Stored data:

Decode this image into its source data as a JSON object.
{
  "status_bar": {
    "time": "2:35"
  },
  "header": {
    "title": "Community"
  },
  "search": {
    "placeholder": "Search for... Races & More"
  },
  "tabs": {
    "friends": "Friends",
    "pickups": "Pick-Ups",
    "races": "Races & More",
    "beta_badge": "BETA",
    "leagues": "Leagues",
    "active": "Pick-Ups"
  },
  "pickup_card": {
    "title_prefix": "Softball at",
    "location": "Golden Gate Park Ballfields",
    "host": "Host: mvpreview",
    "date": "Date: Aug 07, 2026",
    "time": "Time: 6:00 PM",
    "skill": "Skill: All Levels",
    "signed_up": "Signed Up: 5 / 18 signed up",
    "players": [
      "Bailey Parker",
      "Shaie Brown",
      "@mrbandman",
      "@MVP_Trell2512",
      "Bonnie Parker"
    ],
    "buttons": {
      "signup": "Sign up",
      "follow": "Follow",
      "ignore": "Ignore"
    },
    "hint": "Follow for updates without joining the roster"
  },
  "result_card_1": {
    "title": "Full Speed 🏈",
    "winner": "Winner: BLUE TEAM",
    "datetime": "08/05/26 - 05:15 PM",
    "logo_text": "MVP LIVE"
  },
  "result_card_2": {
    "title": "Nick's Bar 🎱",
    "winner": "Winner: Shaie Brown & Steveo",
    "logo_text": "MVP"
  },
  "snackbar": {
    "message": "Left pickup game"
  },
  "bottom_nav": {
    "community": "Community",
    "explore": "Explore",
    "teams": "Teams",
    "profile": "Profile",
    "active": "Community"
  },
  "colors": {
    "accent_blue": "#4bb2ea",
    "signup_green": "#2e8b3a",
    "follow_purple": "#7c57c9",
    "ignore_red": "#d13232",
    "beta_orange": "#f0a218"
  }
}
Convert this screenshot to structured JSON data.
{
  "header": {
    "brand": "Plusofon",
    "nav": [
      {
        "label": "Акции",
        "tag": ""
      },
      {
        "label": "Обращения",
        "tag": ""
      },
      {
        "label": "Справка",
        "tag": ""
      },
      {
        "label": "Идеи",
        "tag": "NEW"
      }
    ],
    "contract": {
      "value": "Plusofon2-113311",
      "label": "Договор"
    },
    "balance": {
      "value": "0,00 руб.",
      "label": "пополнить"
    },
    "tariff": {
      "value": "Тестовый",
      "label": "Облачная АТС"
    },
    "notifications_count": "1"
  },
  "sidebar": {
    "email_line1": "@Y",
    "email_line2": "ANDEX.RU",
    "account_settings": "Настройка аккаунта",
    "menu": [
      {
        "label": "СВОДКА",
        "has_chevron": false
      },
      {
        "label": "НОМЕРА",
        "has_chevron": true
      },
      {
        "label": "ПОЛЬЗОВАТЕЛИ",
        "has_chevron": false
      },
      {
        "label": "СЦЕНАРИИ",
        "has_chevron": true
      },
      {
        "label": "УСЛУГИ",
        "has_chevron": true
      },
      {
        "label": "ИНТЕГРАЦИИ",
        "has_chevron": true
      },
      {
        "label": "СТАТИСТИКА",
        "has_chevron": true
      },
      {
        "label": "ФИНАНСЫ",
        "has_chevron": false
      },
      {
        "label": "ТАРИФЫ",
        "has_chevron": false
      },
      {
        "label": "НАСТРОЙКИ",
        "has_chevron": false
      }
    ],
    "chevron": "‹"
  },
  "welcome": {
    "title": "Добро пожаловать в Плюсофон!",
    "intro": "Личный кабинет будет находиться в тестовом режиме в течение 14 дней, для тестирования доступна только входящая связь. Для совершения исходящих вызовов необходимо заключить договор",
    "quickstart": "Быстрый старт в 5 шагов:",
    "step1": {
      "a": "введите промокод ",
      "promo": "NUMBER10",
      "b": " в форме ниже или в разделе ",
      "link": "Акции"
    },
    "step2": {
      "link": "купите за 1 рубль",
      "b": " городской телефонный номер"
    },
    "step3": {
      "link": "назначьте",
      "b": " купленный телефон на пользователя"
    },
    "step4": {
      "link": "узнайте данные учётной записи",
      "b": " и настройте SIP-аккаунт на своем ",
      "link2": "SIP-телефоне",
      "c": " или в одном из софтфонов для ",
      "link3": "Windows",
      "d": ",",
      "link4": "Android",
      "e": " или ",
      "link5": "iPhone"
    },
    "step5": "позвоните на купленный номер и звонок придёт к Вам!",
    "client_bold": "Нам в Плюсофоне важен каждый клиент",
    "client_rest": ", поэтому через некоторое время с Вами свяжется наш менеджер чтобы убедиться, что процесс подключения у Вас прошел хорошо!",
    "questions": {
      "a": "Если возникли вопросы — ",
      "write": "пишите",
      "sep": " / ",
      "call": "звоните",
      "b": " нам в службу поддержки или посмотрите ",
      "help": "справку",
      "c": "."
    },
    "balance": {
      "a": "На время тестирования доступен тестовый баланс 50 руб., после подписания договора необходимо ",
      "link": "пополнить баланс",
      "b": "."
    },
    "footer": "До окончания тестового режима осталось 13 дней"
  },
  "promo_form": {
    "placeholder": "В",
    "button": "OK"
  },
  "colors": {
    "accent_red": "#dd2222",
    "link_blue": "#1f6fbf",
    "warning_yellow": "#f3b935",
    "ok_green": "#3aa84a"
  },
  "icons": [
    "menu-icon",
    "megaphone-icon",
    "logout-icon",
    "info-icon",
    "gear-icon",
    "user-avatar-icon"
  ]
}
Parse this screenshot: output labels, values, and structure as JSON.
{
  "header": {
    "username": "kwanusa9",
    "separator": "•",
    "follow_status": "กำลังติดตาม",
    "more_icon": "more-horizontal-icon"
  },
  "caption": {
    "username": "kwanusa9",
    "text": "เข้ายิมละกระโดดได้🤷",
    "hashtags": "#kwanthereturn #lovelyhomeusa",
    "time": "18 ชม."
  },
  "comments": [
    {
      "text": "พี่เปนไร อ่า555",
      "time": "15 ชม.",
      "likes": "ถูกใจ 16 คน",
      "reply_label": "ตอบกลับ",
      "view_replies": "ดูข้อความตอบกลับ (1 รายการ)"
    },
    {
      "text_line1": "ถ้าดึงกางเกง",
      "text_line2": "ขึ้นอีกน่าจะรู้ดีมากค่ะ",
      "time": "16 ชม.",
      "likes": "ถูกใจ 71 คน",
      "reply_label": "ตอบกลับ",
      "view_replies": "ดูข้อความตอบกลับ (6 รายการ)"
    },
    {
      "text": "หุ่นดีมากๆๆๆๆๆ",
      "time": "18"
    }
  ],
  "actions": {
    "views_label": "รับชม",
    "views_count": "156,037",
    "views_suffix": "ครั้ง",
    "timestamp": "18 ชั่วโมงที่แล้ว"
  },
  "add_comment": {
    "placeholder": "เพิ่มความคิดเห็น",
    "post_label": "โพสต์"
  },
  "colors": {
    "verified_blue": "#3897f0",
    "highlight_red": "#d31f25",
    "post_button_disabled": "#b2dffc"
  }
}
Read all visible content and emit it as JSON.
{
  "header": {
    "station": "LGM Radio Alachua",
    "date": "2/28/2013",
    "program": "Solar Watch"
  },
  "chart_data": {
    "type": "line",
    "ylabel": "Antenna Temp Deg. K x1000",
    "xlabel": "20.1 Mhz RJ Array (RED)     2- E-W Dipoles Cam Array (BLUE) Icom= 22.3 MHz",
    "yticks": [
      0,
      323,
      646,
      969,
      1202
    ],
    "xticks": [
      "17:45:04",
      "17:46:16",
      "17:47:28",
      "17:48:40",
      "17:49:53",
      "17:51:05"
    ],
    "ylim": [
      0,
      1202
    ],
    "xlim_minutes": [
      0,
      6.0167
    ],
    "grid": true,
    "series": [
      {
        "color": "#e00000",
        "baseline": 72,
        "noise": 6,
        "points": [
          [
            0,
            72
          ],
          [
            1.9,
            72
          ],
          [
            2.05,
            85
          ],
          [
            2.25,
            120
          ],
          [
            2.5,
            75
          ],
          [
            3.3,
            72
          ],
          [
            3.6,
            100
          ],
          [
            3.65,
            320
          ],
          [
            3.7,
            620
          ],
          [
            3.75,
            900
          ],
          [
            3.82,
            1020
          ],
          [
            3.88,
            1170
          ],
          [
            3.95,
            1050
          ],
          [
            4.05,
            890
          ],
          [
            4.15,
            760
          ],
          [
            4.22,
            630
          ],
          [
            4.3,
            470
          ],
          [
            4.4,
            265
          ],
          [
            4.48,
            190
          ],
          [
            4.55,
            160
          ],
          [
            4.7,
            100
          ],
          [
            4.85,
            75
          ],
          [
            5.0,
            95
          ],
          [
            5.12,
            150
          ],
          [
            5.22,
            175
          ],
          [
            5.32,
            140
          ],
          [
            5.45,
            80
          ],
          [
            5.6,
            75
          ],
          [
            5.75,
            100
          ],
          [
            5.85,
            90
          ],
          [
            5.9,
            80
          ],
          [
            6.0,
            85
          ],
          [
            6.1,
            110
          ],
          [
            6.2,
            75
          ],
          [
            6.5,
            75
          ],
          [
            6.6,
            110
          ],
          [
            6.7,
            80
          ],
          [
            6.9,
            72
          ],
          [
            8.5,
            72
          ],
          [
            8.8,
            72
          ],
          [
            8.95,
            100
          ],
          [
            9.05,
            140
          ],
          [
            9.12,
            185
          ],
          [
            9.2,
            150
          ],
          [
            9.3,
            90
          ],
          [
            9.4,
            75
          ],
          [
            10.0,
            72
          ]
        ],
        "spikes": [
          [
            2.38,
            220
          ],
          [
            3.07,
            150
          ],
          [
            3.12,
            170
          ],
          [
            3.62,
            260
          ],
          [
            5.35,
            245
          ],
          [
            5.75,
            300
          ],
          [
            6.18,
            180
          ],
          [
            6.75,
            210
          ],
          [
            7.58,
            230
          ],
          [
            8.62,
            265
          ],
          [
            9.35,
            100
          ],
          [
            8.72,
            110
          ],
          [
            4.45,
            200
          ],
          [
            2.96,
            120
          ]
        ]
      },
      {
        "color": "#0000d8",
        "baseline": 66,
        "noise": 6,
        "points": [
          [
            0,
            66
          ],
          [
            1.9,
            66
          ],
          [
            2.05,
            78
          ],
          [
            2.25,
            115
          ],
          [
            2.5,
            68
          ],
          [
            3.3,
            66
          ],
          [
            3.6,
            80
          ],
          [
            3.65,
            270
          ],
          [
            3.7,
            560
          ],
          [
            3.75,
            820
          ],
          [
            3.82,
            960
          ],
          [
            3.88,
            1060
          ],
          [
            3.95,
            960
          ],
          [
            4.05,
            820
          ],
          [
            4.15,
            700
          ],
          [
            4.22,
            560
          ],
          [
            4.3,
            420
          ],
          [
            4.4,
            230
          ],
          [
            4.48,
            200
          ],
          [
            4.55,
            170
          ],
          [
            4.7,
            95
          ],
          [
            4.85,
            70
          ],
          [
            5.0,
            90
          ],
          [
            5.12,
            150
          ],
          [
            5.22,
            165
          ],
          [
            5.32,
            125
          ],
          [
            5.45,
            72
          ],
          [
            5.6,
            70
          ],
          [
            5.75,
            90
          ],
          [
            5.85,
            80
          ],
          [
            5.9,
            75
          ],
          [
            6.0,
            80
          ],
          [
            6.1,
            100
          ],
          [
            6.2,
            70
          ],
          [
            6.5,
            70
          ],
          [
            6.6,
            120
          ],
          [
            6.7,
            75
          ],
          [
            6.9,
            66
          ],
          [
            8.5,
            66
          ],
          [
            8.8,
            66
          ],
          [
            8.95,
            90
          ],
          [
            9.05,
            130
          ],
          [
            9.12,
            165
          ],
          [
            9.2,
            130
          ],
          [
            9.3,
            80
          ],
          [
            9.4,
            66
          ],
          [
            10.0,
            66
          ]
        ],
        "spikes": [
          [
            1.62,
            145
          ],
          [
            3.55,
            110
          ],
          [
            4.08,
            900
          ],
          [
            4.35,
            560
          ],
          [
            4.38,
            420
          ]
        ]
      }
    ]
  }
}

The request:
Single out each line of the records above with the string "Winner" in it, and copy it.

In response:
    "winner": "Winner: BLUE TEAM",
    "winner": "Winner: Shaie Brown & Steveo",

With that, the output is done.